● **Work instructions**: Each entry below is to be written out exactly, and the pictures are to be left out.

● **Available records**:
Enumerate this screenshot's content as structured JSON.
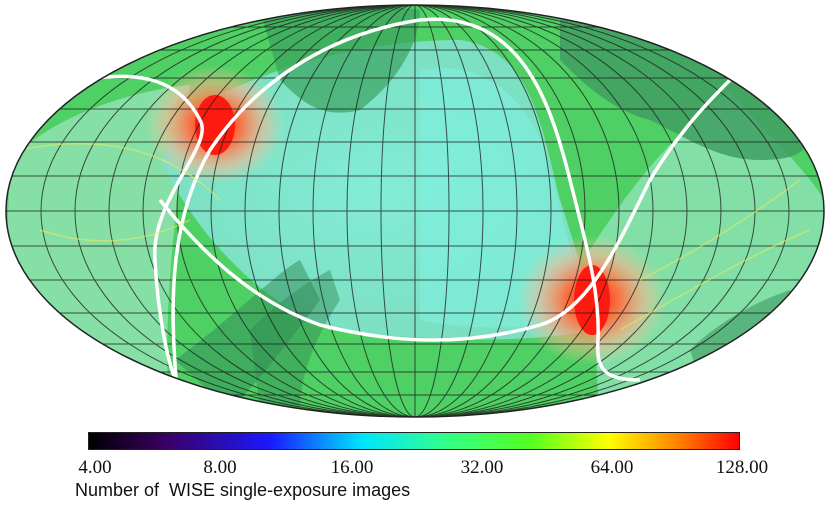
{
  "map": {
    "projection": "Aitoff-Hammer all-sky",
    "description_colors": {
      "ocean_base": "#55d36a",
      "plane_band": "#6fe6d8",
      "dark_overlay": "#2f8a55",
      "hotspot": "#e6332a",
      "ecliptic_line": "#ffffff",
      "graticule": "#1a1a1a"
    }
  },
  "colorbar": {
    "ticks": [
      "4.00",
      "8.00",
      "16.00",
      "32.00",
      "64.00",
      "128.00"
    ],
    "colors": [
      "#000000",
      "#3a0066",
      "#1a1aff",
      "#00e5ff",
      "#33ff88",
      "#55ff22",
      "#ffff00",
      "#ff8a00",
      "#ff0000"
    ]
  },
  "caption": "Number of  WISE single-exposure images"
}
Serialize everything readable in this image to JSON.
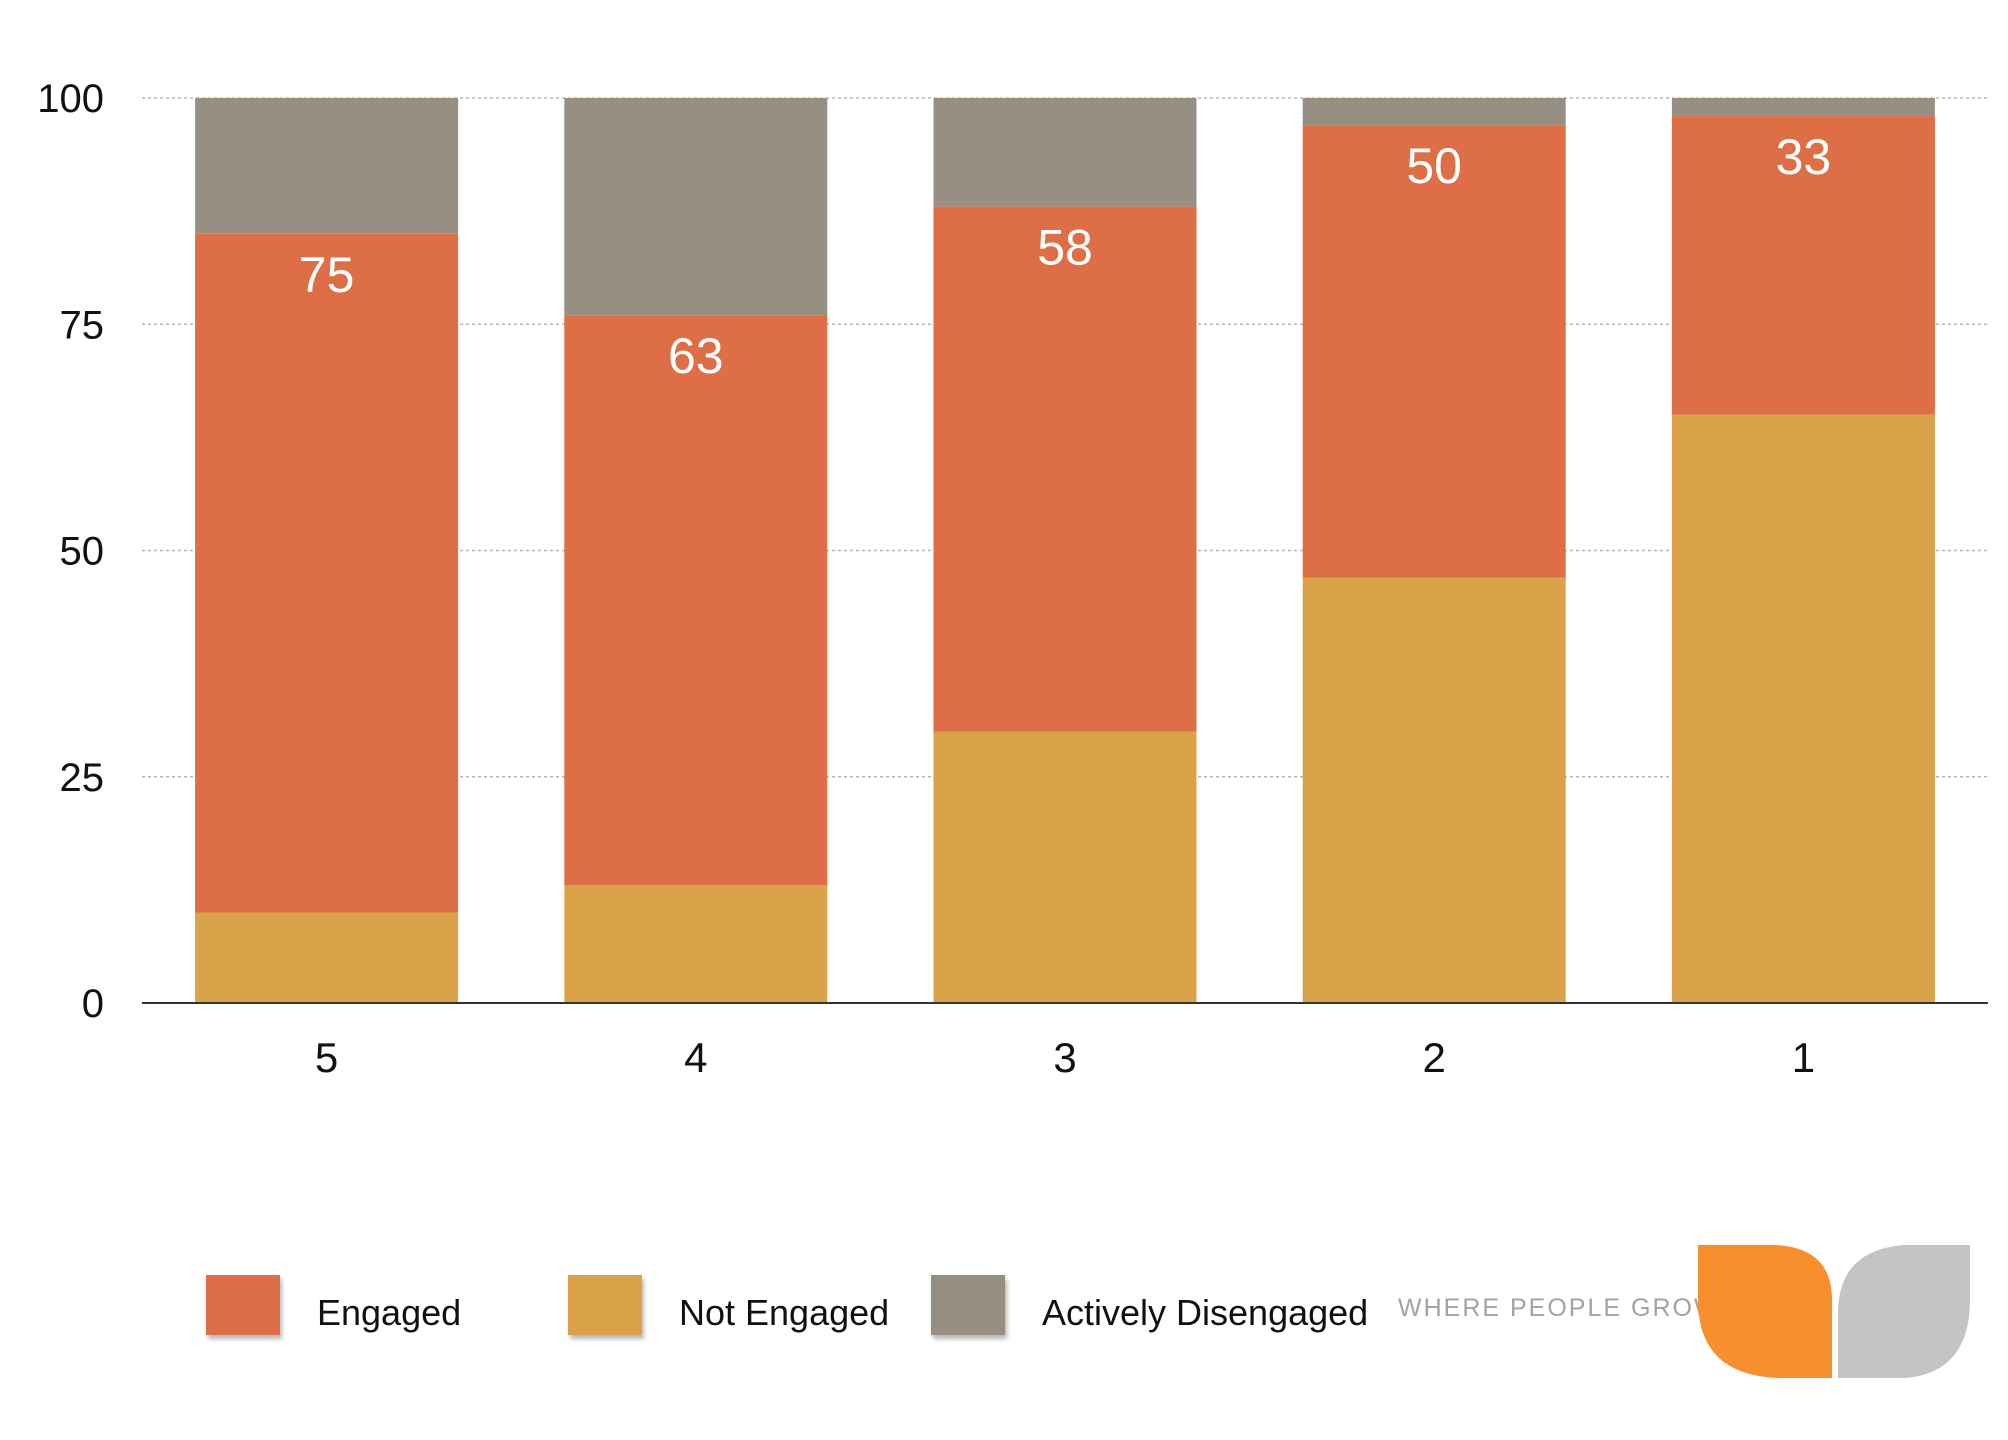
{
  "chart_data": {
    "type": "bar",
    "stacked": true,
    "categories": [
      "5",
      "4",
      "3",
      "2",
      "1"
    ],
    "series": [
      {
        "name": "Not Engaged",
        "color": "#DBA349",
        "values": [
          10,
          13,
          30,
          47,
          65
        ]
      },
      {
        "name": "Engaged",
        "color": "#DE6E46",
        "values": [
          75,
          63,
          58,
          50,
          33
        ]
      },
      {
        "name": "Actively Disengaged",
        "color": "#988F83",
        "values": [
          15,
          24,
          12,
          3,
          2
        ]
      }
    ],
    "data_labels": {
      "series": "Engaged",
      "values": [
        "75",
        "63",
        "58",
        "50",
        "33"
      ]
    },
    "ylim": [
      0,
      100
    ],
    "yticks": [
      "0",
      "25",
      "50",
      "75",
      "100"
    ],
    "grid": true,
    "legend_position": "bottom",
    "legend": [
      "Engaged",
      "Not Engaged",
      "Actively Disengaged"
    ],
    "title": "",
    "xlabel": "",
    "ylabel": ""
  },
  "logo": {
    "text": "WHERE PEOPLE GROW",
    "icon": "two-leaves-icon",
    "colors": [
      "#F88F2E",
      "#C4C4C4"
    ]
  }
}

● **The result**:
Enumerate this screenshot's content as structured JSON.
{
  "map": {
    "projection": "Aitoff-Hammer all-sky",
    "description_colors": {
      "ocean_base": "#55d36a",
      "plane_band": "#6fe6d8",
      "dark_overlay": "#2f8a55",
      "hotspot": "#e6332a",
      "ecliptic_line": "#ffffff",
      "graticule": "#1a1a1a"
    }
  },
  "colorbar": {
    "ticks": [
      "4.00",
      "8.00",
      "16.00",
      "32.00",
      "64.00",
      "128.00"
    ],
    "colors": [
      "#000000",
      "#3a0066",
      "#1a1aff",
      "#00e5ff",
      "#33ff88",
      "#55ff22",
      "#ffff00",
      "#ff8a00",
      "#ff0000"
    ]
  },
  "caption": "Number of  WISE single-exposure images"
}
Serialize everything readable in this image to JSON.
{
  "chart_data": {
    "type": "bar",
    "stacked": true,
    "categories": [
      "5",
      "4",
      "3",
      "2",
      "1"
    ],
    "series": [
      {
        "name": "Not Engaged",
        "color": "#DBA349",
        "values": [
          10,
          13,
          30,
          47,
          65
        ]
      },
      {
        "name": "Engaged",
        "color": "#DE6E46",
        "values": [
          75,
          63,
          58,
          50,
          33
        ]
      },
      {
        "name": "Actively Disengaged",
        "color": "#988F83",
        "values": [
          15,
          24,
          12,
          3,
          2
        ]
      }
    ],
    "data_labels": {
      "series": "Engaged",
      "values": [
        "75",
        "63",
        "58",
        "50",
        "33"
      ]
    },
    "ylim": [
      0,
      100
    ],
    "yticks": [
      "0",
      "25",
      "50",
      "75",
      "100"
    ],
    "grid": true,
    "legend_position": "bottom",
    "legend": [
      "Engaged",
      "Not Engaged",
      "Actively Disengaged"
    ],
    "title": "",
    "xlabel": "",
    "ylabel": ""
  },
  "logo": {
    "text": "WHERE PEOPLE GROW",
    "icon": "two-leaves-icon",
    "colors": [
      "#F88F2E",
      "#C4C4C4"
    ]
  }
}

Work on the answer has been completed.